Stored rows:
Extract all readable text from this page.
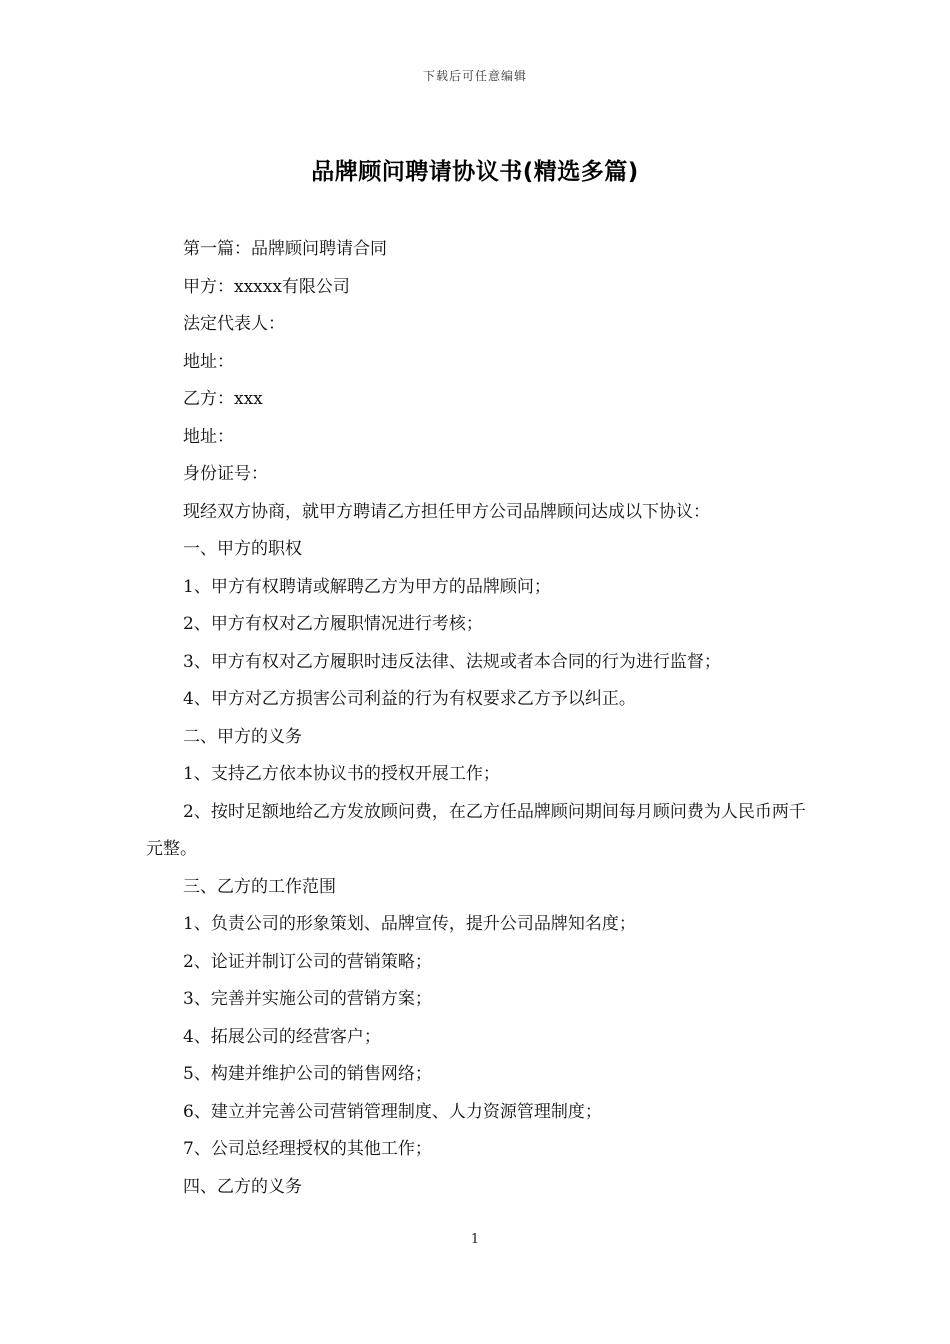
下载后可任意编辑
品牌顾问聘请协议书(精选多篇)

第一篇：品牌顾问聘请合同

甲方：xxxxx有限公司

法定代表人：

地址：

乙方：xxx

地址：

身份证号：

现经双方协商，就甲方聘请乙方担任甲方公司品牌顾问达成以下协议：

一、甲方的职权

1、甲方有权聘请或解聘乙方为甲方的品牌顾问；

2、甲方有权对乙方履职情况进行考核；

3、甲方有权对乙方履职时违反法律、法规或者本合同的行为进行监督；

4、甲方对乙方损害公司利益的行为有权要求乙方予以纠正。

二、甲方的义务

1、支持乙方依本协议书的授权开展工作；

2、按时足额地给乙方发放顾问费，在乙方任品牌顾问期间每月顾问费为人民币两千元整。

三、乙方的工作范围

1、负责公司的形象策划、品牌宣传，提升公司品牌知名度；

2、论证并制订公司的营销策略；

3、完善并实施公司的营销方案；

4、拓展公司的经营客户；

5、构建并维护公司的销售网络；

6、建立并完善公司营销管理制度、人力资源管理制度；

7、公司总经理授权的其他工作；

四、乙方的义务

1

Task: Copy out each line word for word, please, skipping the images.

The completed task:
Extract all readable text from this page.
下载后可任意编辑
品牌顾问聘请协议书(精选多篇)

第一篇：品牌顾问聘请合同

甲方：xxxxx有限公司

法定代表人：

地址：

乙方：xxx

地址：

身份证号：

现经双方协商，就甲方聘请乙方担任甲方公司品牌顾问达成以下协议：

一、甲方的职权

1、甲方有权聘请或解聘乙方为甲方的品牌顾问；

2、甲方有权对乙方履职情况进行考核；

3、甲方有权对乙方履职时违反法律、法规或者本合同的行为进行监督；

4、甲方对乙方损害公司利益的行为有权要求乙方予以纠正。

二、甲方的义务

1、支持乙方依本协议书的授权开展工作；

2、按时足额地给乙方发放顾问费，在乙方任品牌顾问期间每月顾问费为人民币两千元整。

三、乙方的工作范围

1、负责公司的形象策划、品牌宣传，提升公司品牌知名度；

2、论证并制订公司的营销策略；

3、完善并实施公司的营销方案；

4、拓展公司的经营客户；

5、构建并维护公司的销售网络；

6、建立并完善公司营销管理制度、人力资源管理制度；

7、公司总经理授权的其他工作；

四、乙方的义务

1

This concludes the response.